• **Short exercise**
In the records that follow, show each line where the word "OFICIAL" is present.

[Stored records]
_ _ _ _

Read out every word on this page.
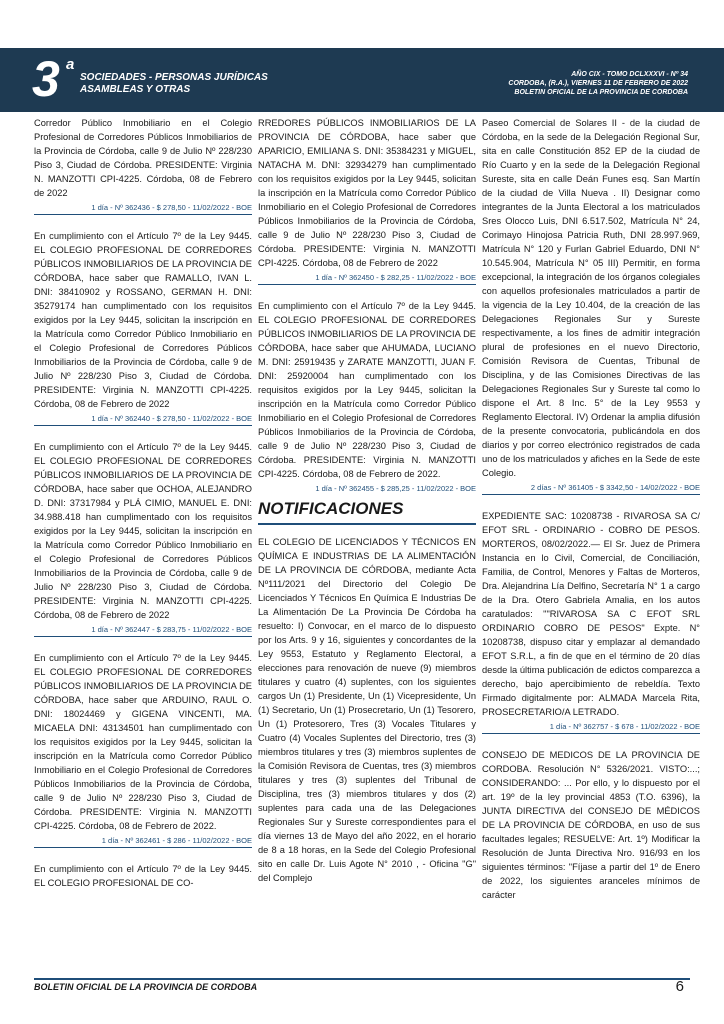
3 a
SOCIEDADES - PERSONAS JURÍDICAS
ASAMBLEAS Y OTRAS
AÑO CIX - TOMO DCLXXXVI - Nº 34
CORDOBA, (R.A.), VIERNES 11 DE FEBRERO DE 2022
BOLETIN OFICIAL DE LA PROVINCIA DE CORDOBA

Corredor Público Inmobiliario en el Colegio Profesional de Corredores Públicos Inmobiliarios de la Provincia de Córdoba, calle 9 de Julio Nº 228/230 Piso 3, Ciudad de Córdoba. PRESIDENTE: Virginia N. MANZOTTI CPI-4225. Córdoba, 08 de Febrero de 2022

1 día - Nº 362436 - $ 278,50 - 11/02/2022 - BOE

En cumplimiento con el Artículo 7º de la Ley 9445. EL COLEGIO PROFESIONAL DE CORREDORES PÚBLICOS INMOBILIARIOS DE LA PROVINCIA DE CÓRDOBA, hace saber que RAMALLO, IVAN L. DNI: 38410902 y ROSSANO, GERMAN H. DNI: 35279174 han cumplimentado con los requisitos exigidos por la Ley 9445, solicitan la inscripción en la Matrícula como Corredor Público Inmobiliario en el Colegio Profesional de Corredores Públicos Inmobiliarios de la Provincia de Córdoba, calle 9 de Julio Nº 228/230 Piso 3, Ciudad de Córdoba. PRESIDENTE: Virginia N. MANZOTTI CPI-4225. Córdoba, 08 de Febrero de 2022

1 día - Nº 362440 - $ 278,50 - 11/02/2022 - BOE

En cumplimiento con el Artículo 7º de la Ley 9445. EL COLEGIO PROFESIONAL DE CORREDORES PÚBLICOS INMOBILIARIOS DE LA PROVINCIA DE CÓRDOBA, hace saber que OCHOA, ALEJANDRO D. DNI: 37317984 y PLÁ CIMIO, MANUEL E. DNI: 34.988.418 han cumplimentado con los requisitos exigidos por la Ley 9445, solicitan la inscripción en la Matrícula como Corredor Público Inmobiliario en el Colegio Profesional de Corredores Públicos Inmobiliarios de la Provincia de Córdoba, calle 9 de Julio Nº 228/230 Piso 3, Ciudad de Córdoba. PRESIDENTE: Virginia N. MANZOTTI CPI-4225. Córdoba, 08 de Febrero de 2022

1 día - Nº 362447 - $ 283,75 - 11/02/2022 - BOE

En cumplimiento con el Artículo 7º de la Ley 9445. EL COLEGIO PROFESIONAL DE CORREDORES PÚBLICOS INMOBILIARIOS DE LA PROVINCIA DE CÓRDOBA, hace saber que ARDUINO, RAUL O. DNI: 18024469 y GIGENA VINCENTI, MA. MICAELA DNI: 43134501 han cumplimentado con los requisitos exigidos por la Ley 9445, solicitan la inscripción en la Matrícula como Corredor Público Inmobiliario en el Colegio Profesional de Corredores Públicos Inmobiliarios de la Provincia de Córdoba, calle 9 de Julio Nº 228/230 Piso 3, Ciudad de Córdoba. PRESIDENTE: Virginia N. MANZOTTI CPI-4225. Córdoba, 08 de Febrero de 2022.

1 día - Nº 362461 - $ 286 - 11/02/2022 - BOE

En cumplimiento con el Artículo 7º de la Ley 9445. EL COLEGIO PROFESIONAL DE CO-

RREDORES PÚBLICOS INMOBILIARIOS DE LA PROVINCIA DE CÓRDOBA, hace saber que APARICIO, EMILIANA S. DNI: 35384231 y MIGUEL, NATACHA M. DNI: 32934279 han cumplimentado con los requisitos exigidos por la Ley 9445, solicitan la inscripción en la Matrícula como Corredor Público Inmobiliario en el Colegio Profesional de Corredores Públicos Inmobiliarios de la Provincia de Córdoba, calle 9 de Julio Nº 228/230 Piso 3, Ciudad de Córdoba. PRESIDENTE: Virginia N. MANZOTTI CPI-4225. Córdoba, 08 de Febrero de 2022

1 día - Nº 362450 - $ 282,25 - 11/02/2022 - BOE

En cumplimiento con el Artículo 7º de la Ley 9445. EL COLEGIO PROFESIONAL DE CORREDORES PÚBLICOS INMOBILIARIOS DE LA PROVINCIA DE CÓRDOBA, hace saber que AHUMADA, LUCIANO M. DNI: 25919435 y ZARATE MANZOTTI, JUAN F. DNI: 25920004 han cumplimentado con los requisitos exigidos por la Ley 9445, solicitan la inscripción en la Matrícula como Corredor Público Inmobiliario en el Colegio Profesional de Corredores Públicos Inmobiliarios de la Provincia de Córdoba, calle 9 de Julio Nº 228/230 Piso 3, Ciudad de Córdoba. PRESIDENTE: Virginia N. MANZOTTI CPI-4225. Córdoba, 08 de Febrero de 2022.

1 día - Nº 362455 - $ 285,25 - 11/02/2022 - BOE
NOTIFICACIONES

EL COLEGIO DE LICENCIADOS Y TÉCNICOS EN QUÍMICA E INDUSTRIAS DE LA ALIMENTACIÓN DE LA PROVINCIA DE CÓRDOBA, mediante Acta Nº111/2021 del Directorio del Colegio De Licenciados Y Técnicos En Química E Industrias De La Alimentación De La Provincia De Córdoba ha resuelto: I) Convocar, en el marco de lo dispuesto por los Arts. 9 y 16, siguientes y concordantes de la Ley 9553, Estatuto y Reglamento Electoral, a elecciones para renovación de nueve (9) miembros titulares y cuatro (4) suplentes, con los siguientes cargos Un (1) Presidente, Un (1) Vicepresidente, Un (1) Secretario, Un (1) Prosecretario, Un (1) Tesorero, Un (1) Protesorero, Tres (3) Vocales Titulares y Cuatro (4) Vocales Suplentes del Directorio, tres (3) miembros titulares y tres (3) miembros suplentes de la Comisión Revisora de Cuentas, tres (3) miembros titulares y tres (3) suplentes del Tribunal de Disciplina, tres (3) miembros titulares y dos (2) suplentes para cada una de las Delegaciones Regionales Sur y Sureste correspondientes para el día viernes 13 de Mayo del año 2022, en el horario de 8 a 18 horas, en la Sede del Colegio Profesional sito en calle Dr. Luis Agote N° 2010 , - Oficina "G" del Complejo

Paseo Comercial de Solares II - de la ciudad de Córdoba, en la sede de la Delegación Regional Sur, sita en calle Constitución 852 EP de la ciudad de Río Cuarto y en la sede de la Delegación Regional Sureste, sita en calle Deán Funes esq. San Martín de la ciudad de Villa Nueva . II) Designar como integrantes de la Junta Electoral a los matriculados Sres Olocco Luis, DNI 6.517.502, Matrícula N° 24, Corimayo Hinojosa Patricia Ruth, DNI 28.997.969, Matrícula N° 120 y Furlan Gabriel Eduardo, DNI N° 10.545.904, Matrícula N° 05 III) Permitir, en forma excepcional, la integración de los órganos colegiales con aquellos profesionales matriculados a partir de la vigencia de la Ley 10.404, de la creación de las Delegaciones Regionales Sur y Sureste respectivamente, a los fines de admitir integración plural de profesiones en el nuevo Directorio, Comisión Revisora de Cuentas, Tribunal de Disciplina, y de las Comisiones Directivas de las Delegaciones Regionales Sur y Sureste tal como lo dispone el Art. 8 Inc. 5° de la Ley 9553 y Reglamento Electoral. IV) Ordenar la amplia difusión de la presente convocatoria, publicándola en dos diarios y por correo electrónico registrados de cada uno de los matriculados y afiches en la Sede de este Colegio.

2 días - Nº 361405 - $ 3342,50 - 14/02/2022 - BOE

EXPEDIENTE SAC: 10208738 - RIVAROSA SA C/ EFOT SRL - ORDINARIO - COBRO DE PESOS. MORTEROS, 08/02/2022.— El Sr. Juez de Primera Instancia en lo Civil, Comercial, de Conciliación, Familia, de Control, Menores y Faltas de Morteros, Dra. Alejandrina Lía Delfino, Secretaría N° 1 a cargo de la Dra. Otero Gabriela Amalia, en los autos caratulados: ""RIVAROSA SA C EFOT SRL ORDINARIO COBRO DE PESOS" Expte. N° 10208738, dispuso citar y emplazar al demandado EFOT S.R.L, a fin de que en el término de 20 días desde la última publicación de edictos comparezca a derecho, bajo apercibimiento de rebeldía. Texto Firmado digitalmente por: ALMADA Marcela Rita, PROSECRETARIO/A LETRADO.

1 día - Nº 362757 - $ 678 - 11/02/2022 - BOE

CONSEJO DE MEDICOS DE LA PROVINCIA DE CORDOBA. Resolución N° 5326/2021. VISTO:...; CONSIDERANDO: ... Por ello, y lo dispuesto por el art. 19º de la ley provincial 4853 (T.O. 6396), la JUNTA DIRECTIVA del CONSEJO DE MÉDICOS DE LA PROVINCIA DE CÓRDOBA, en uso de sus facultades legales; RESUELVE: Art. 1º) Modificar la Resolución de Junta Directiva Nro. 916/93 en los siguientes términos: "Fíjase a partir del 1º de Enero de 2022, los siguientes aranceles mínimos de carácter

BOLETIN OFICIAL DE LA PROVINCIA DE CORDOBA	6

_ _ _ _

• **Written answer**
BOLETIN OFICIAL DE LA PROVINCIA DE CORDOBA
BOLETIN OFICIAL DE LA PROVINCIA DE CORDOBA	6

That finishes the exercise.